>>
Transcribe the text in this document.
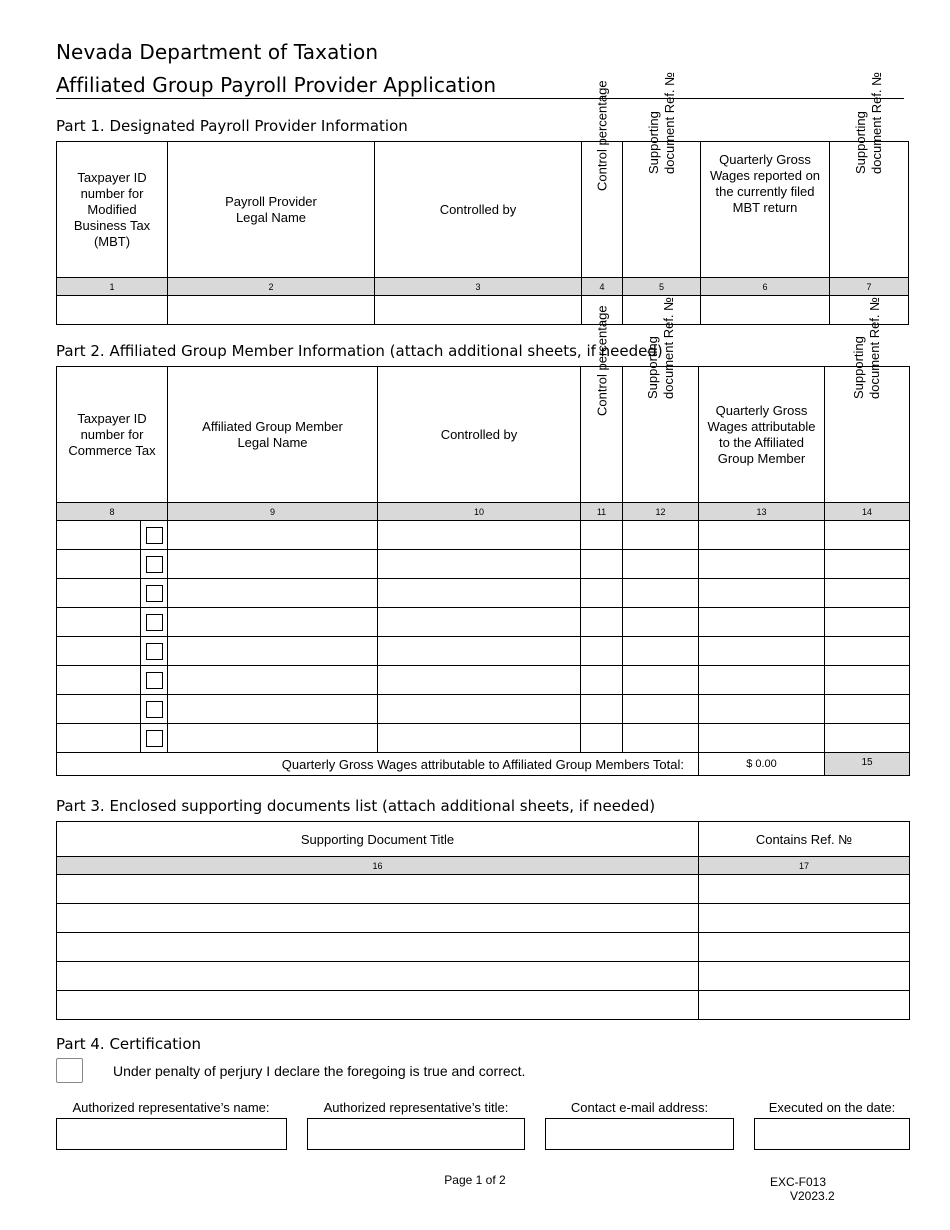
Nevada Department of Taxation
Affiliated Group Payroll Provider Application
Part 1. Designated Payroll Provider Information
Taxpayer ID number for Modified Business Tax (MBT)	Payroll Provider Legal Name	Controlled by	Control percentage	Supporting document Ref. №	Quarterly Gross Wages reported on the currently filed MBT return	Supporting document Ref. №

1	2	3	4	5	6	7

Part 2. Affiliated Group Member Information (attach additional sheets, if needed)
Taxpayer ID number for Commerce Tax		Affiliated Group Member Legal Name	Controlled by	Control percentage	Supporting document Ref. №	Quarterly Gross Wages attributable to the Affiliated Group Member	Supporting document Ref. №

8		9	10	11	12	13	14

Quarterly Gross Wages attributable to Affiliated Group Members Total:						$ 0.00	15
Part 3. Enclosed supporting documents list (attach additional sheets, if needed)
Supporting Document Title	Contains Ref. №
16	17

Part 4. Certification
Under penalty of perjury I declare the foregoing is true and correct.
Authorized representative’s name:	Authorized representative’s title:	Contact e-mail address:	Executed on the date:
Page 1 of 2	EXC-F013
V2023.2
<<
◆ THE EXERCISE: Quote the records above in full, dropping each picture.

◆ FINAL ANSWER:
Transcribe the text in this document.
Nevada Department of Taxation
Affiliated Group Payroll Provider Application
Part 1. Designated Payroll Provider Information
Taxpayer ID number for Modified Business Tax (MBT)	Payroll Provider Legal Name	Controlled by	Control percentage	Supporting document Ref. №	Quarterly Gross Wages reported on the currently filed MBT return	Supporting document Ref. №

1	2	3	4	5	6	7

Part 2. Affiliated Group Member Information (attach additional sheets, if needed)
Taxpayer ID number for Commerce Tax		Affiliated Group Member Legal Name	Controlled by	Control percentage	Supporting document Ref. №	Quarterly Gross Wages attributable to the Affiliated Group Member	Supporting document Ref. №

8		9	10	11	12	13	14

Quarterly Gross Wages attributable to Affiliated Group Members Total:						$ 0.00	15
Part 3. Enclosed supporting documents list (attach additional sheets, if needed)
Supporting Document Title	Contains Ref. №
16	17

Part 4. Certification
Under penalty of perjury I declare the foregoing is true and correct.
Authorized representative’s name:	Authorized representative’s title:	Contact e-mail address:	Executed on the date:
Page 1 of 2	EXC-F013
V2023.2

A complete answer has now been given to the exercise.